--- begin EXERCISE DATA ---

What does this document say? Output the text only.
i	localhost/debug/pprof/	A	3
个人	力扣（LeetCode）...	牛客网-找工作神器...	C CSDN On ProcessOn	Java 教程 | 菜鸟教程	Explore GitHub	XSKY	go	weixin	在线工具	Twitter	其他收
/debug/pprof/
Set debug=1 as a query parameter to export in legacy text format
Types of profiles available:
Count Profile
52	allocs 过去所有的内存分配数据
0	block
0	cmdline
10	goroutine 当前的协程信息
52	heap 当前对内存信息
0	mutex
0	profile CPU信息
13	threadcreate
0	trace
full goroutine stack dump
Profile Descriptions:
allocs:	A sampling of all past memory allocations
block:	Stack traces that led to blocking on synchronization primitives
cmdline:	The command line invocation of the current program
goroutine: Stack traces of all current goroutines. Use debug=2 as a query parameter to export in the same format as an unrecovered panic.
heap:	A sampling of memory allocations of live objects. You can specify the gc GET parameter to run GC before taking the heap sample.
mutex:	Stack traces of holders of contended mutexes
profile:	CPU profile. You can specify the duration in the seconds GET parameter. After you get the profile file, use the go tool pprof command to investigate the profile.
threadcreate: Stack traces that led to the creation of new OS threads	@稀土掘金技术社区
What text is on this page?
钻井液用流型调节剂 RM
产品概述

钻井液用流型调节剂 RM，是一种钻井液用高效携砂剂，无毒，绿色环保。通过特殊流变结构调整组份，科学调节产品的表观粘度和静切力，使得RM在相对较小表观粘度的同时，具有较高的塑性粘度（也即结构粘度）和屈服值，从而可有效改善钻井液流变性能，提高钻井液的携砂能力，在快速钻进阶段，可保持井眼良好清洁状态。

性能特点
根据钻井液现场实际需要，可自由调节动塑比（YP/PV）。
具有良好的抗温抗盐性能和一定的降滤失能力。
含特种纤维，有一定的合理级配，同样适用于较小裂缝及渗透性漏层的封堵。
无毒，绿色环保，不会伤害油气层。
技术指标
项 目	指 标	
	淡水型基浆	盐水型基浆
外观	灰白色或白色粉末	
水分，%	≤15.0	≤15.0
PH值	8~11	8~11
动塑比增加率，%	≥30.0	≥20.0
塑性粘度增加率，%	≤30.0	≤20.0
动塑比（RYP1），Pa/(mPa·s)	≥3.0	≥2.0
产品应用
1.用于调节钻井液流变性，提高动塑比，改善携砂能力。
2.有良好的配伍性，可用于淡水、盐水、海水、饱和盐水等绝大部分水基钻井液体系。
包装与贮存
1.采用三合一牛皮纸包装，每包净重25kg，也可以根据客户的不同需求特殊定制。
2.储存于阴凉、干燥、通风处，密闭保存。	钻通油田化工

--- end EXERCISE DATA ---

* PROBLEM STATEMENT: Exactly reproduce the lines beginning with the one that contains "What text is on this page?" and ending with the last line of the material, both included. Leave out everything else.

* OUTPUT BELOW:
What text is on this page?
钻井液用流型调节剂 RM
产品概述

钻井液用流型调节剂 RM，是一种钻井液用高效携砂剂，无毒，绿色环保。通过特殊流变结构调整组份，科学调节产品的表观粘度和静切力，使得RM在相对较小表观粘度的同时，具有较高的塑性粘度（也即结构粘度）和屈服值，从而可有效改善钻井液流变性能，提高钻井液的携砂能力，在快速钻进阶段，可保持井眼良好清洁状态。

性能特点
根据钻井液现场实际需要，可自由调节动塑比（YP/PV）。
具有良好的抗温抗盐性能和一定的降滤失能力。
含特种纤维，有一定的合理级配，同样适用于较小裂缝及渗透性漏层的封堵。
无毒，绿色环保，不会伤害油气层。
技术指标
项 目	指 标	
	淡水型基浆	盐水型基浆
外观	灰白色或白色粉末	
水分，%	≤15.0	≤15.0
PH值	8~11	8~11
动塑比增加率，%	≥30.0	≥20.0
塑性粘度增加率，%	≤30.0	≤20.0
动塑比（RYP1），Pa/(mPa·s)	≥3.0	≥2.0
产品应用
1.用于调节钻井液流变性，提高动塑比，改善携砂能力。
2.有良好的配伍性，可用于淡水、盐水、海水、饱和盐水等绝大部分水基钻井液体系。
包装与贮存
1.采用三合一牛皮纸包装，每包净重25kg，也可以根据客户的不同需求特殊定制。
2.储存于阴凉、干燥、通风处，密闭保存。	钻通油田化工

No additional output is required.